• _AIM OF THE TASK_
Each line that holds the word "data" should be returned.

┌────────

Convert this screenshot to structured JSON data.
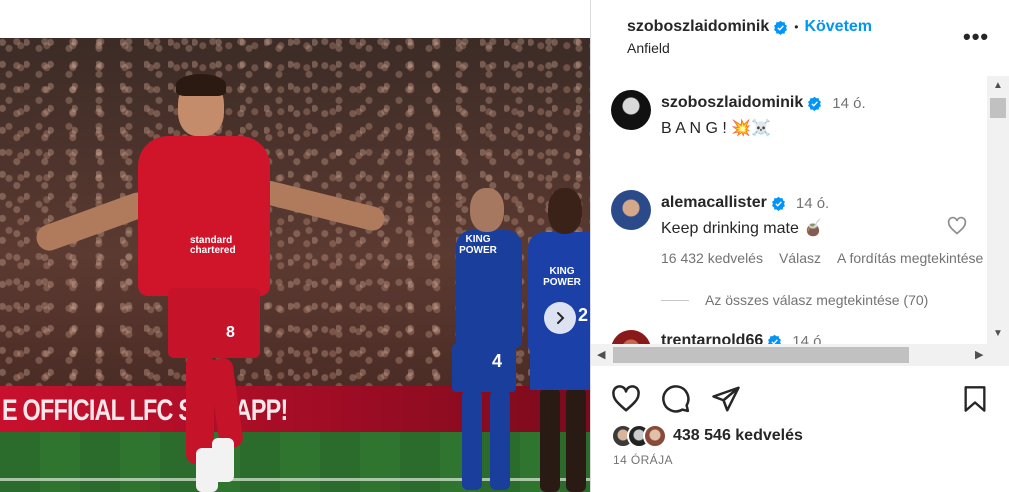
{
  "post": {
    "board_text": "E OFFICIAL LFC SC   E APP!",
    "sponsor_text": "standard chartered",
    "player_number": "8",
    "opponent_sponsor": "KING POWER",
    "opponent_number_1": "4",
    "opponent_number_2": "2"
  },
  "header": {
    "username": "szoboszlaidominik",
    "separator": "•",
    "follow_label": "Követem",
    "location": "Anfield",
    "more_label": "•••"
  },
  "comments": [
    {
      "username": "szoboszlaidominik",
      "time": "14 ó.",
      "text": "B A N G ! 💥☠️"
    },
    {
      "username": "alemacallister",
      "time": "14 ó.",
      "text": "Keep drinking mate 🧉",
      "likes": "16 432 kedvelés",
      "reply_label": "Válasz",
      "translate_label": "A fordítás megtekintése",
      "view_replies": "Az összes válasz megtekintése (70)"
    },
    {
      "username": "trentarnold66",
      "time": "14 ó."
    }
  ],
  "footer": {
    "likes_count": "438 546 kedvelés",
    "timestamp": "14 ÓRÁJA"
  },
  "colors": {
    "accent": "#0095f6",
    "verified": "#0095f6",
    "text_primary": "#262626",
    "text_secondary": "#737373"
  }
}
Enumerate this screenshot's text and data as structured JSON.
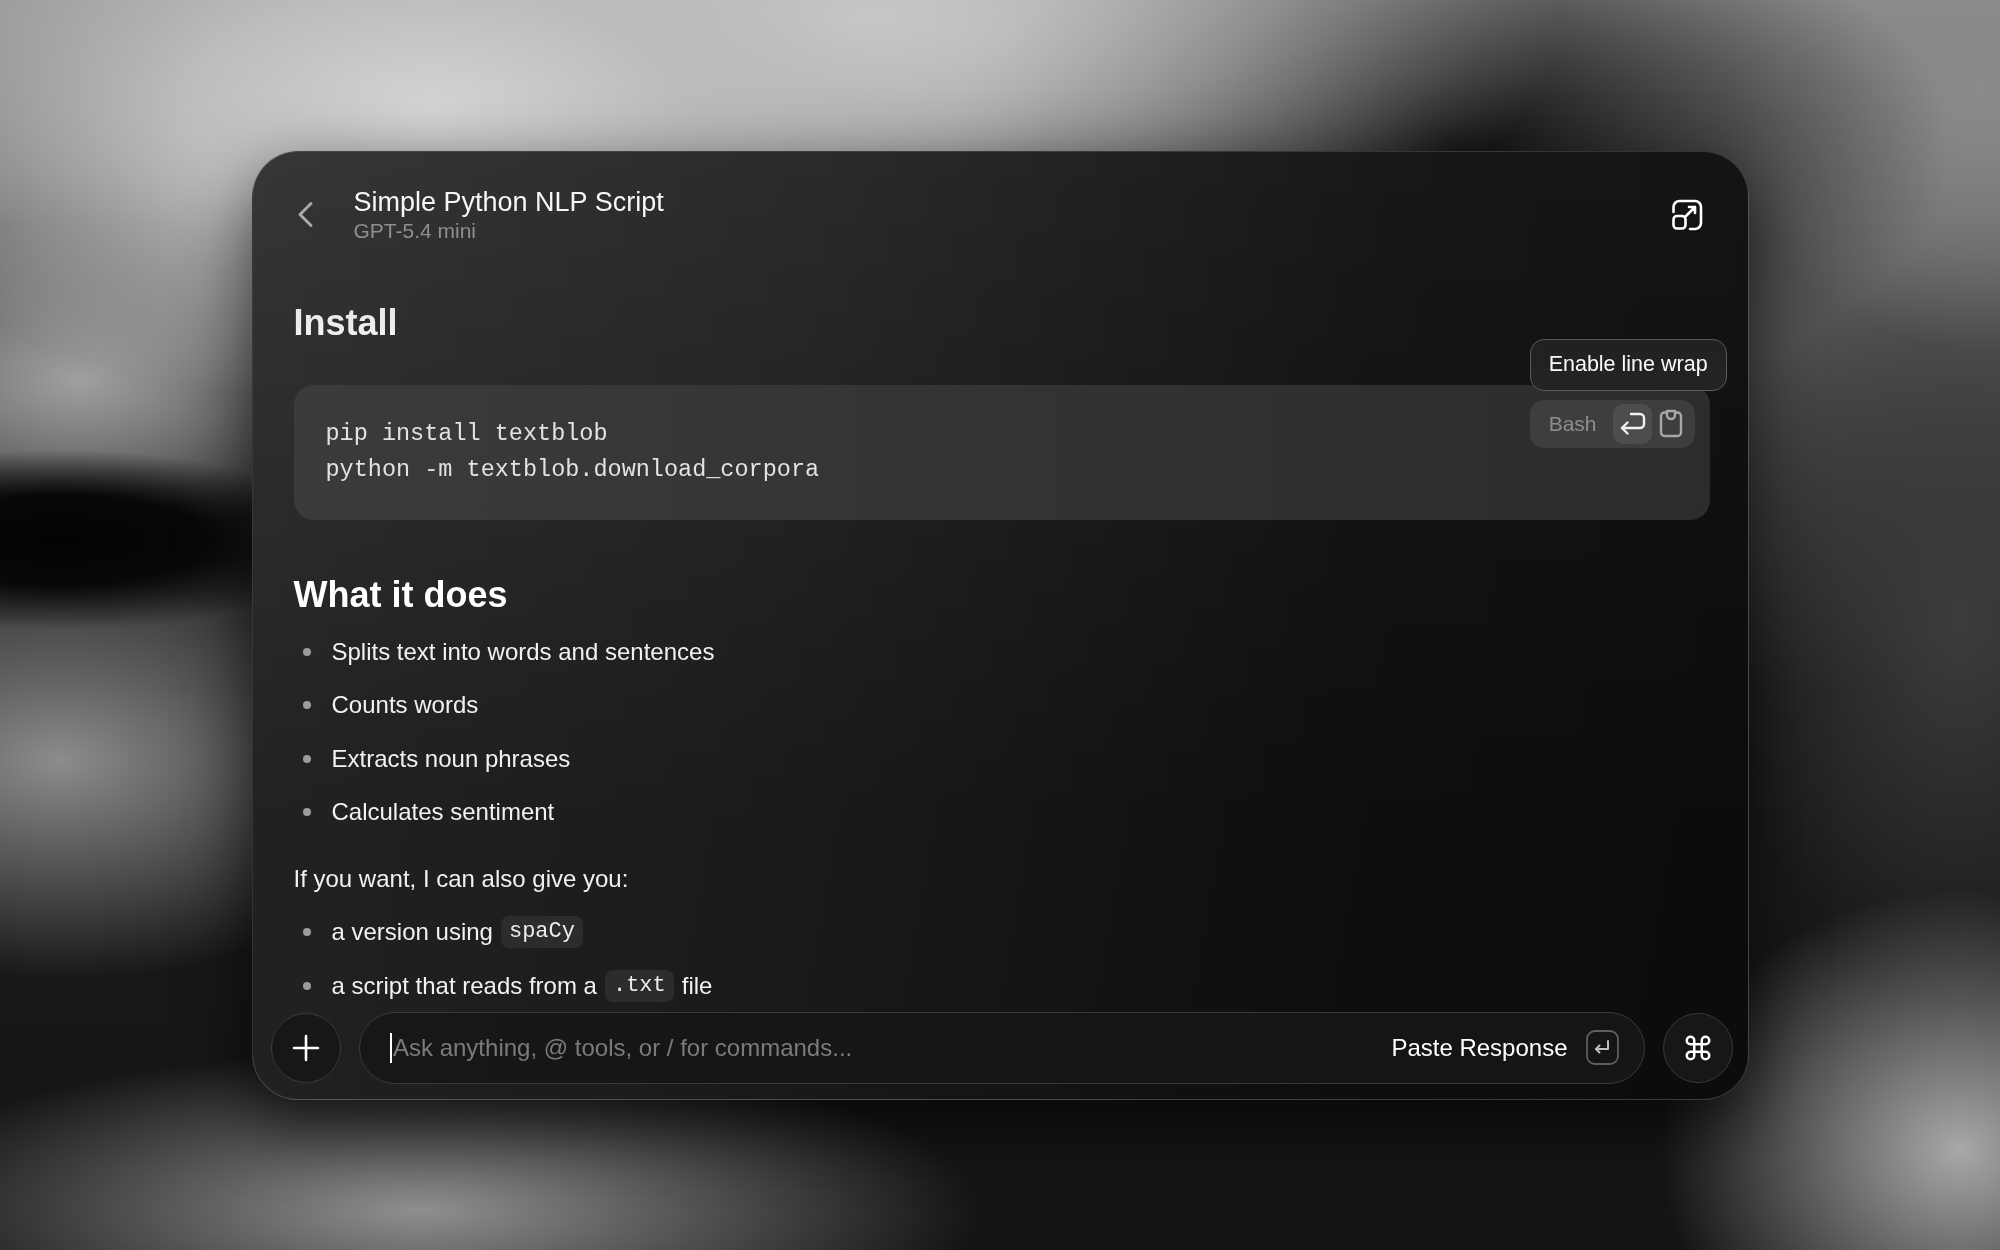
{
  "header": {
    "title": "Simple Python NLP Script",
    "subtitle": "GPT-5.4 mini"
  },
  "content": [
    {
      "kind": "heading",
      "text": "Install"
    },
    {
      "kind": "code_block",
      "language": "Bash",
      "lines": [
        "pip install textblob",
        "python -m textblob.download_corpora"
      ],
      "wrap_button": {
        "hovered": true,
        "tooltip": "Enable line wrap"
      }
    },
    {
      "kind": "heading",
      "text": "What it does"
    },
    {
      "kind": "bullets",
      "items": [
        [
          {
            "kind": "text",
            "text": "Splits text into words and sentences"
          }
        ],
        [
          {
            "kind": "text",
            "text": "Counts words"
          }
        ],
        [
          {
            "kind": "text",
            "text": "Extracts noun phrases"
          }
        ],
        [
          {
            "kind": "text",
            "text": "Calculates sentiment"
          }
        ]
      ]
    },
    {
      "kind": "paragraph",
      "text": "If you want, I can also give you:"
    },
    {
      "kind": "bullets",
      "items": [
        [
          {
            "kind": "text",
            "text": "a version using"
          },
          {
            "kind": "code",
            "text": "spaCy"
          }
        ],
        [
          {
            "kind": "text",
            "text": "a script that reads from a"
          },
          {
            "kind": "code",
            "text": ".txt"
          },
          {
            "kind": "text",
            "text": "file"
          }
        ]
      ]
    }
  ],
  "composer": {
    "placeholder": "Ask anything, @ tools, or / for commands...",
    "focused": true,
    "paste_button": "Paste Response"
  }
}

└────────

• _ANSWER TO THIS TASK_
Convert this screenshot to structured JSON data.
Enumerate this screenshot's text and data as structured JSON.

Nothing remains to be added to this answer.